▸ MATERIAL PROVIDED:
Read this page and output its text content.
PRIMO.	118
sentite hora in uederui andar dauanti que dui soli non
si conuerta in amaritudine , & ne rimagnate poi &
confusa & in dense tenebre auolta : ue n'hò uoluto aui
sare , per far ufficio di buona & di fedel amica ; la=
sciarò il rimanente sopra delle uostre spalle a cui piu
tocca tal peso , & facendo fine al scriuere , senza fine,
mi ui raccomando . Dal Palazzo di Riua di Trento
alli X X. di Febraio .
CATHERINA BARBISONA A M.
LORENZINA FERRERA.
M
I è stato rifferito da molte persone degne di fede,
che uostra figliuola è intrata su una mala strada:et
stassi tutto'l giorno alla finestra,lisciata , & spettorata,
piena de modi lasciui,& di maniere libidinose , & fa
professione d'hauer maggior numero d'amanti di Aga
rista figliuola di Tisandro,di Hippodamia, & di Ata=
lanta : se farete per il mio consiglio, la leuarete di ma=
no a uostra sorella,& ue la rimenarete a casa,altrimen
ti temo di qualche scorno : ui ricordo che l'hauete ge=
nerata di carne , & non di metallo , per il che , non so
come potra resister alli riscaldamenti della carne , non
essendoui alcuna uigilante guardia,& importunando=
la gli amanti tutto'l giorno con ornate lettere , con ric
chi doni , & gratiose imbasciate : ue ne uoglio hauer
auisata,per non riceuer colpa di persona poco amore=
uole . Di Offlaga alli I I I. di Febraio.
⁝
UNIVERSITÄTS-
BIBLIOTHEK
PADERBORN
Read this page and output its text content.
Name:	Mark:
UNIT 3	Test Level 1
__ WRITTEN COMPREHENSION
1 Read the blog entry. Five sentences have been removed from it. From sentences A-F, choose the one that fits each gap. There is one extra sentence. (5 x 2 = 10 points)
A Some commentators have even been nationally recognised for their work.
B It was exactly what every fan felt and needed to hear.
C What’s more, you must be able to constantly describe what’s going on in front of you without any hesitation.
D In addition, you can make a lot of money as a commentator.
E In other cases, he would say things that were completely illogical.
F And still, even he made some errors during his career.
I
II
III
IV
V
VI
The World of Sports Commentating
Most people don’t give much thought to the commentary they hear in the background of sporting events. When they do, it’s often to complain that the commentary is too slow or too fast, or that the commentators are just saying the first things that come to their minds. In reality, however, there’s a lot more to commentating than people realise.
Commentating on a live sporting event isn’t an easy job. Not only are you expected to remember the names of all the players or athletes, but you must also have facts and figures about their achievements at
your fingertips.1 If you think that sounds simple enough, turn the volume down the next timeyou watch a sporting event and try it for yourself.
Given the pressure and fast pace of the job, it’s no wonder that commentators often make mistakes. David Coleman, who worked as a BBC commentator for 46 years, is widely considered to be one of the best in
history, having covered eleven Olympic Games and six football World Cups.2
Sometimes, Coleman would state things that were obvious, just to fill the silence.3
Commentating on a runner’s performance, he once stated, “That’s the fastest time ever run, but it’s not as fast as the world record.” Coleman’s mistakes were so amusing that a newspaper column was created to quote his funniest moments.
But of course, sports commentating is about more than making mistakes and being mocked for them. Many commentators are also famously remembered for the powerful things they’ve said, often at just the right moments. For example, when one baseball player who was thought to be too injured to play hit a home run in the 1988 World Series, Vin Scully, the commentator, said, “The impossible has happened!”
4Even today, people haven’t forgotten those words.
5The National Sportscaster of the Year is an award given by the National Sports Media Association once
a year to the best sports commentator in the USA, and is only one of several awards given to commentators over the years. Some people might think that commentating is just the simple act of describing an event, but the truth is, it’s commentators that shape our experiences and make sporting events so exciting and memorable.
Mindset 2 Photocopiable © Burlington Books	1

▸ WRITTEN EXERCISE: Write out every line from the records above, word for word.

▸ OUTPUT OF THE TASK:
Read this page and output its text content.
PRIMO.	118
sentite hora in uederui andar dauanti que dui soli non
si conuerta in amaritudine , & ne rimagnate poi &
confusa & in dense tenebre auolta : ue n'hò uoluto aui
sare , per far ufficio di buona & di fedel amica ; la=
sciarò il rimanente sopra delle uostre spalle a cui piu
tocca tal peso , & facendo fine al scriuere , senza fine,
mi ui raccomando . Dal Palazzo di Riua di Trento
alli X X. di Febraio .
CATHERINA BARBISONA A M.
LORENZINA FERRERA.
M
I è stato rifferito da molte persone degne di fede,
che uostra figliuola è intrata su una mala strada:et
stassi tutto'l giorno alla finestra,lisciata , & spettorata,
piena de modi lasciui,& di maniere libidinose , & fa
professione d'hauer maggior numero d'amanti di Aga
rista figliuola di Tisandro,di Hippodamia, & di Ata=
lanta : se farete per il mio consiglio, la leuarete di ma=
no a uostra sorella,& ue la rimenarete a casa,altrimen
ti temo di qualche scorno : ui ricordo che l'hauete ge=
nerata di carne , & non di metallo , per il che , non so
come potra resister alli riscaldamenti della carne , non
essendoui alcuna uigilante guardia,& importunando=
la gli amanti tutto'l giorno con ornate lettere , con ric
chi doni , & gratiose imbasciate : ue ne uoglio hauer
auisata,per non riceuer colpa di persona poco amore=
uole . Di Offlaga alli I I I. di Febraio.
⁝
UNIVERSITÄTS-
BIBLIOTHEK
PADERBORN
Read this page and output its text content.
Name:	Mark:
UNIT 3	Test Level 1
__ WRITTEN COMPREHENSION
1 Read the blog entry. Five sentences have been removed from it. From sentences A-F, choose the one that fits each gap. There is one extra sentence. (5 x 2 = 10 points)
A Some commentators have even been nationally recognised for their work.
B It was exactly what every fan felt and needed to hear.
C What’s more, you must be able to constantly describe what’s going on in front of you without any hesitation.
D In addition, you can make a lot of money as a commentator.
E In other cases, he would say things that were completely illogical.
F And still, even he made some errors during his career.
I
II
III
IV
V
VI
The World of Sports Commentating
Most people don’t give much thought to the commentary they hear in the background of sporting events. When they do, it’s often to complain that the commentary is too slow or too fast, or that the commentators are just saying the first things that come to their minds. In reality, however, there’s a lot more to commentating than people realise.
Commentating on a live sporting event isn’t an easy job. Not only are you expected to remember the names of all the players or athletes, but you must also have facts and figures about their achievements at
your fingertips.1 If you think that sounds simple enough, turn the volume down the next timeyou watch a sporting event and try it for yourself.
Given the pressure and fast pace of the job, it’s no wonder that commentators often make mistakes. David Coleman, who worked as a BBC commentator for 46 years, is widely considered to be one of the best in
history, having covered eleven Olympic Games and six football World Cups.2
Sometimes, Coleman would state things that were obvious, just to fill the silence.3
Commentating on a runner’s performance, he once stated, “That’s the fastest time ever run, but it’s not as fast as the world record.” Coleman’s mistakes were so amusing that a newspaper column was created to quote his funniest moments.
But of course, sports commentating is about more than making mistakes and being mocked for them. Many commentators are also famously remembered for the powerful things they’ve said, often at just the right moments. For example, when one baseball player who was thought to be too injured to play hit a home run in the 1988 World Series, Vin Scully, the commentator, said, “The impossible has happened!”
4Even today, people haven’t forgotten those words.
5The National Sportscaster of the Year is an award given by the National Sports Media Association once
a year to the best sports commentator in the USA, and is only one of several awards given to commentators over the years. Some people might think that commentating is just the simple act of describing an event, but the truth is, it’s commentators that shape our experiences and make sporting events so exciting and memorable.
Mindset 2 Photocopiable © Burlington Books	1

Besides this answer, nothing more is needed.